Supplied passage:

Another way is to control the randomness during testing to provide results that are deterministic – the same each time. Implementations of randomness in computing languages, including Python, are actually never truly random – they are pseudo-random: the sequence of ‘random’ numbers are typically generated using a mathematical algorithm. A seed value is used to initialise an implementation’s random number generator, and from that point, the sequence of numbers is actually deterministic. Many implementations just use the system time as the default seed, but you can set your own. By doing so, the generated sequence of numbers is the same, e.g. using Python’s random library to randomly select a sample of ten numbers from a sequence between 0-99:
import random random.seed(1) print(random.sample(range(0, 100), 10)) random.seed(1) print(random.sample(range(0, 100), 10))
[17, 72, 97, 8, 32, 15, 63, 57, 60, 83] [17, 72, 97, 8, 32, 15, 63, 57, 60, 83]
So since your program’s randomness is essentially eliminated, your tests can be written to test against the known output. One caveat to this is to be aware that, potentially, the underlying random number generator implementation may itself change leading to unexpected output in previously known cases, which has been true for Python. The good news is that Python 3 fortunately maintains backwards compatibility with its previous random number generator algorithms, and allows you to specify which version to use when specifying a seed. Another approach which gives you even more control would be to use a mock of a known random number generator algorithm which you can use solely for the purposes of testing instead. In any event, the trick is to ensure that the output being tested against is definitively correct!

Layout dataset entries

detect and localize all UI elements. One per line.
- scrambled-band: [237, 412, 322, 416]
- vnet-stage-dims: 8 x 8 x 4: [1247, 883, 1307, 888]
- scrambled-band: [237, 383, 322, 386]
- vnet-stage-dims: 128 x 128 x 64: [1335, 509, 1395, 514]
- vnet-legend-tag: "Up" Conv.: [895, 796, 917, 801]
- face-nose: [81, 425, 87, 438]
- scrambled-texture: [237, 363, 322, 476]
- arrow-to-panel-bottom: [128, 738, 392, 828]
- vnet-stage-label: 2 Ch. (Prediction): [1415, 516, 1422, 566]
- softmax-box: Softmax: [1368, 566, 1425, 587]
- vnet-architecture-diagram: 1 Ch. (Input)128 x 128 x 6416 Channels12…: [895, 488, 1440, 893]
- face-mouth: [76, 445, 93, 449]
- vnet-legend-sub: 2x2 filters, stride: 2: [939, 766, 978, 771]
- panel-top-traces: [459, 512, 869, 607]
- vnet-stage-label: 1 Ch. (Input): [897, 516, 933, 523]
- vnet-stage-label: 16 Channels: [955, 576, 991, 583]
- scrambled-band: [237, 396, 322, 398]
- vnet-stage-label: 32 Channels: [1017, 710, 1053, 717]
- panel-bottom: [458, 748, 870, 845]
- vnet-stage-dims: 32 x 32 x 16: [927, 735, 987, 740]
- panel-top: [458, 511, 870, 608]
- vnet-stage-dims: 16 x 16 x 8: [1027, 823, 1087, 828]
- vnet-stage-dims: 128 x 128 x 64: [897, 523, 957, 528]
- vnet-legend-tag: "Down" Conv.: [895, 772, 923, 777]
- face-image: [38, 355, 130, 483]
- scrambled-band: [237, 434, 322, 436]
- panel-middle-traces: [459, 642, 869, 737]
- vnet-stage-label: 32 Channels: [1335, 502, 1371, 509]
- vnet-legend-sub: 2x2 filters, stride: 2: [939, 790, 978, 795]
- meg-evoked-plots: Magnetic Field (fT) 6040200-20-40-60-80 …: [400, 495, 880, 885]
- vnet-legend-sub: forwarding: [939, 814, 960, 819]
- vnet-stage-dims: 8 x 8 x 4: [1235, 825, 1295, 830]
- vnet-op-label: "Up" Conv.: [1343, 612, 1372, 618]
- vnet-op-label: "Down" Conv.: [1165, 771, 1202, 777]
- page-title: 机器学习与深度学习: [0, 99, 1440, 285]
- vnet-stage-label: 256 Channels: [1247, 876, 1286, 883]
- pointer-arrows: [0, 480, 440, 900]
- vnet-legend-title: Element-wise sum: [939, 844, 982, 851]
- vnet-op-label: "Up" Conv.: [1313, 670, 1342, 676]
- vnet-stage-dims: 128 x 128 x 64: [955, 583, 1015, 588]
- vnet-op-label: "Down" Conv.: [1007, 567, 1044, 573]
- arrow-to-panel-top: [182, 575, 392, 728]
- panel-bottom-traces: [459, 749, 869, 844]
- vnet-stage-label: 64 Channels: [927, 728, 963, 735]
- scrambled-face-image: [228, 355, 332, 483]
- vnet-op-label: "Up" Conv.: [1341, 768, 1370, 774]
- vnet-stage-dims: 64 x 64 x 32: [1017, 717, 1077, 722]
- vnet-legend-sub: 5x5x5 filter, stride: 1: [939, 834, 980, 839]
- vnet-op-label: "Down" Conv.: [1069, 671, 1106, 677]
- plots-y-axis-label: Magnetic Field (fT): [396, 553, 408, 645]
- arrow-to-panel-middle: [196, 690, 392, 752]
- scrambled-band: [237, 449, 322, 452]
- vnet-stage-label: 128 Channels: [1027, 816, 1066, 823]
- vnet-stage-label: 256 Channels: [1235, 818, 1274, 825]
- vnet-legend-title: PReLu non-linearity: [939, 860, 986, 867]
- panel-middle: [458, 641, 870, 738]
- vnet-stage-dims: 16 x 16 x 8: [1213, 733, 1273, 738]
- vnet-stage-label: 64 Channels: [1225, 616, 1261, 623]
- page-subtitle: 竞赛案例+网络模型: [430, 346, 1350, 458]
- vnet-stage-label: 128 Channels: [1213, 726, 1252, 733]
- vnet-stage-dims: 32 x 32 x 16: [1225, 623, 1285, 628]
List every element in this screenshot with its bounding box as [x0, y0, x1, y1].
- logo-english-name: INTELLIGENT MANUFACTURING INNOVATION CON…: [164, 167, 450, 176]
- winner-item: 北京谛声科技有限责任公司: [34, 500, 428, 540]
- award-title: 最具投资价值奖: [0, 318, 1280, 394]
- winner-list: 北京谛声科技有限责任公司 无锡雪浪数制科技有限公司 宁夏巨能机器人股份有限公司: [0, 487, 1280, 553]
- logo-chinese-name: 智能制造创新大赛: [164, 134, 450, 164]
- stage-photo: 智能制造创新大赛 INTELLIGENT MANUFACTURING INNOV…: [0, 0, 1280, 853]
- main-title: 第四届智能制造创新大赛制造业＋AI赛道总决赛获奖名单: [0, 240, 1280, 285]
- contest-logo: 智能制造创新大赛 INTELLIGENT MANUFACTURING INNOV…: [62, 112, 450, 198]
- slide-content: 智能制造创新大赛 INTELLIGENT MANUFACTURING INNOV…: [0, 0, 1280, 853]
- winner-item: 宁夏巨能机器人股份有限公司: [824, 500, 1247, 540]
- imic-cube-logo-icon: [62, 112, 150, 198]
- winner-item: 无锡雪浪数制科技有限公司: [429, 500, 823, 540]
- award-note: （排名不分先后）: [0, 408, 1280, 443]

Work instructions:
a) In the passage on controlling randomness in tests, why does setting your own seed let tests check against known output? Answer in one to three sentences.
b) Carry on the passage about controlling randomness in tests, starting right after its final sentence.

Answers for the exercise:
a) Python's random numbers are pseudo-random, generated by a mathematical algorithm, so once the generator is initialized with a seed, the sequence that follows is deterministic. Setting the same seed therefore produces the same numbers each time, which essentially eliminates the program's randomness and lets tests be written against the known output.

b)
The other thing you can do while keeping the random behaviour, is to test the output data against expected constraints of that output. For example, if you know that all data should be within particular ranges, or within a particular statistical distribution type (e.g. normal distribution over time), you can simulate and test against that, conducting multiple test runs that take advantage of the randomness to fill the known “space” of expected results. Note that this isn’t as precise or complete, and bear in mind this could mean you need to run a lot of tests which may take considerable time.
Limits to Automated Testing
Like any other piece of experimental apparatus, a complex program requires a much higher investment in testing than a simple one. Putting it another way, a small script that is only going to be used once, to produce one figure, probably doesn’t need separate testing: its output is either correct or not. A linear algebra library that will be used by thousands of people in twice that number of applications over the course of a decade, on the other hand, definitely does.
It’s also important to remember that no matter how many tests we are able to write, including making use of approaches like parameterisation, at a non-trivial scale of development unit testing cannot catch every bug in an application. To mitigate this manual testing is also important: humans have a remarkable way of finding undesirable behaviours in software. Remember to test using as much input data as you can, since very often code is developed and tested against the same small sets of data. Increasing the amount of data you test against – from numerous sources – gives you greater confidence that the results are correct. The key is to identify and prioritise testing against what will most affect the code’s ability to generate accurate results.
Our software will inevitably increase in complexity as it develops. Using automated testing where appropriate can help us identify problems quickly and save us considerable time, especially in the long term, and allows others to verify against correct behaviour: but it isn't perfect!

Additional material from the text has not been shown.